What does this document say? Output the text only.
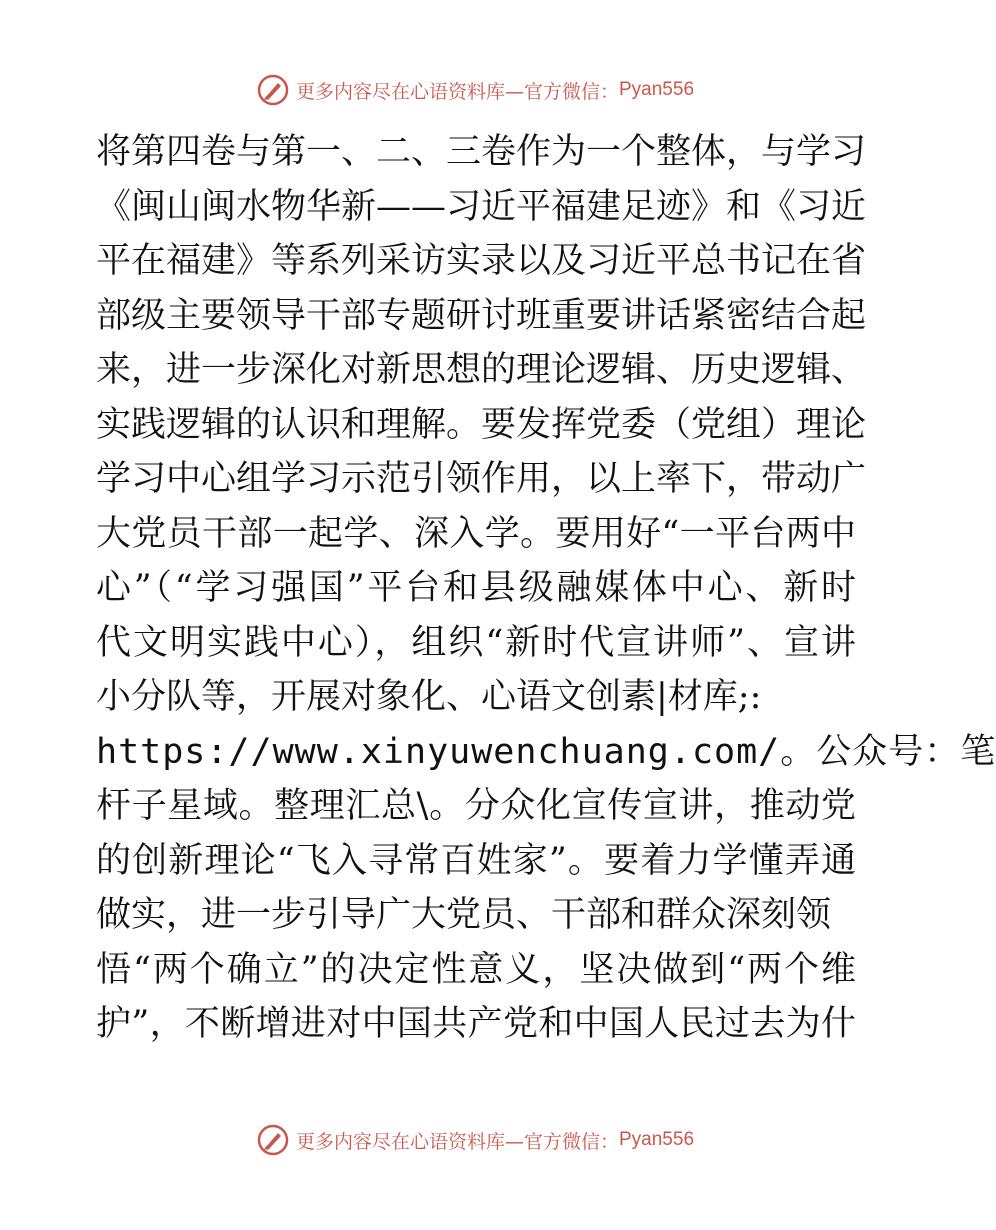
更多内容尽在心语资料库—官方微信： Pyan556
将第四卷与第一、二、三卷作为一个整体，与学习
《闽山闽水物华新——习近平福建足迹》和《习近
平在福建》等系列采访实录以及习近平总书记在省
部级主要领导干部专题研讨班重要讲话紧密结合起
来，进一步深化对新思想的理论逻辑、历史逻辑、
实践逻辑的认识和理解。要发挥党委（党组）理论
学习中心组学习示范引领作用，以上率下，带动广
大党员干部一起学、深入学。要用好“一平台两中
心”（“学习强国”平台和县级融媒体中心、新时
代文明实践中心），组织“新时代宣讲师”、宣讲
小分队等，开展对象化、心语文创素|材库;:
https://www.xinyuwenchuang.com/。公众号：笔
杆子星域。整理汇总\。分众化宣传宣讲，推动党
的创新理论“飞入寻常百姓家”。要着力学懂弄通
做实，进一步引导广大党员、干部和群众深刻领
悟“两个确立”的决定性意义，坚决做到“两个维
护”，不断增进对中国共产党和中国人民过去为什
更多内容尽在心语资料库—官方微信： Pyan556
****************************************
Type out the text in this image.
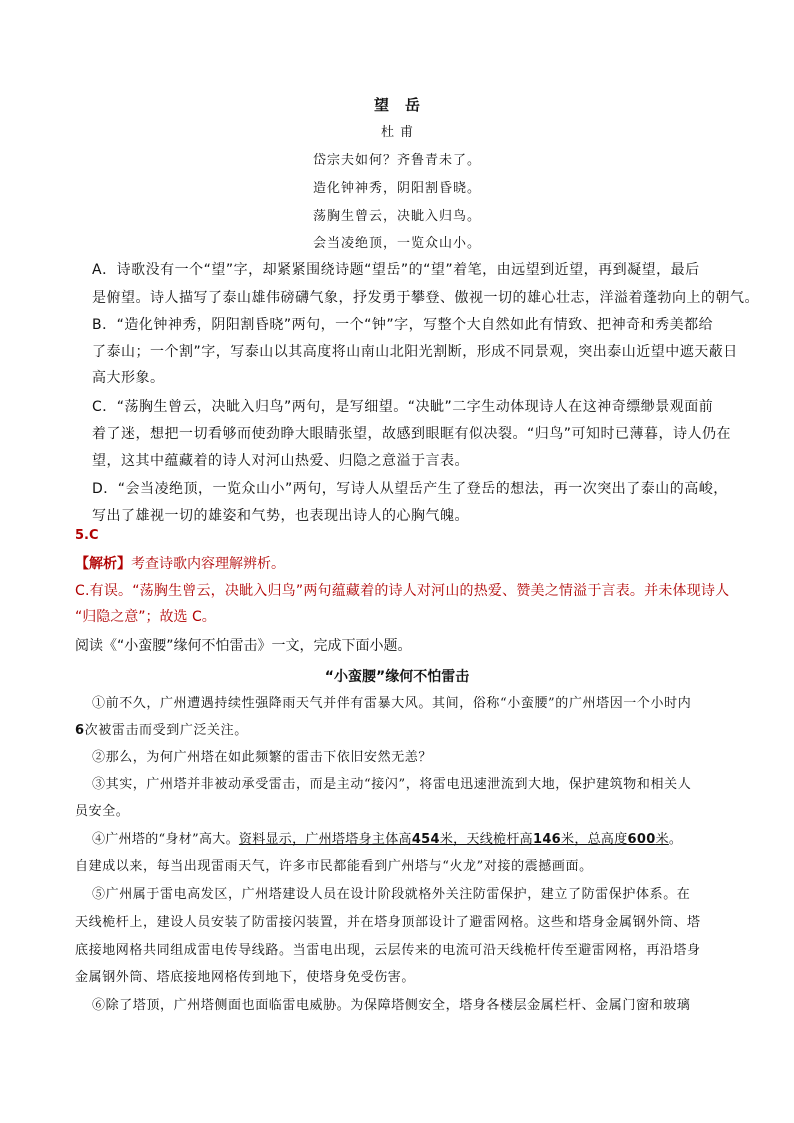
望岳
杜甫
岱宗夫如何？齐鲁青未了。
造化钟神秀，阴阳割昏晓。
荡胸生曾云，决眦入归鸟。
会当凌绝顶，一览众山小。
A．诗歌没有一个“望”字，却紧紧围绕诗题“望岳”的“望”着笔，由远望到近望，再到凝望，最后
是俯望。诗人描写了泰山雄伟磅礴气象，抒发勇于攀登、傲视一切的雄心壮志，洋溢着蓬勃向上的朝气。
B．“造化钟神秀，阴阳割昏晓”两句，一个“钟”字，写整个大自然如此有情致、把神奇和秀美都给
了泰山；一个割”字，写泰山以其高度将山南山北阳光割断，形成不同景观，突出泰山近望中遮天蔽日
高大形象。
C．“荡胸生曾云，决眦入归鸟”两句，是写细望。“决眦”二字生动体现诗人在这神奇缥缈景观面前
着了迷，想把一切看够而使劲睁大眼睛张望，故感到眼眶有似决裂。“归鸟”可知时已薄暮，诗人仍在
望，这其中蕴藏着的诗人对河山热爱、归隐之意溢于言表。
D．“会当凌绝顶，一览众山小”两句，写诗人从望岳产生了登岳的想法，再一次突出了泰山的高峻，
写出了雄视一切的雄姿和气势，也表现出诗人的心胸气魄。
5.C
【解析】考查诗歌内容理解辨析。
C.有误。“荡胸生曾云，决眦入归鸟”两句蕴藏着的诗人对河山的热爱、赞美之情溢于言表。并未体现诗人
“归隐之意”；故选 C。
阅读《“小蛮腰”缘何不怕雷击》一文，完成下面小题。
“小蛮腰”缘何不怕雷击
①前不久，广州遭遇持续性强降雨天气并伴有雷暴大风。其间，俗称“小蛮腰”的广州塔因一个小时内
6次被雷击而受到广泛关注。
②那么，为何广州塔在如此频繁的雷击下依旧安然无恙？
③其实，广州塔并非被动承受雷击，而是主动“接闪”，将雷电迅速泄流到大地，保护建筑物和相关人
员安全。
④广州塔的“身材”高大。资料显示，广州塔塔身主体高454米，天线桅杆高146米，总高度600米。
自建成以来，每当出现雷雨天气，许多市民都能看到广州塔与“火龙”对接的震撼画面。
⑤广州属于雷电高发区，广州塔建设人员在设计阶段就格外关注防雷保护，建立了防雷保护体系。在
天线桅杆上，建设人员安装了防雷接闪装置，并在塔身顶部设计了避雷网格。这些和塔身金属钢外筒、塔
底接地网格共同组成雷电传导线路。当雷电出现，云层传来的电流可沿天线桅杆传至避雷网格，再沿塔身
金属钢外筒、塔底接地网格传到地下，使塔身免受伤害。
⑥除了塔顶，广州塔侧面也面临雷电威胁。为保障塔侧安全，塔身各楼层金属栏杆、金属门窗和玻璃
****************************************
Work to complete ->
In the entries above, identify every line with the word "决眦入归鸟". Copy those lines.

Result for this task ->
荡胸生曾云，决眦入归鸟。
C．“荡胸生曾云，决眦入归鸟”两句，是写细望。“决眦”二字生动体现诗人在这神奇缥缈景观面前
C.有误。“荡胸生曾云，决眦入归鸟”两句蕴藏着的诗人对河山的热爱、赞美之情溢于言表。并未体现诗人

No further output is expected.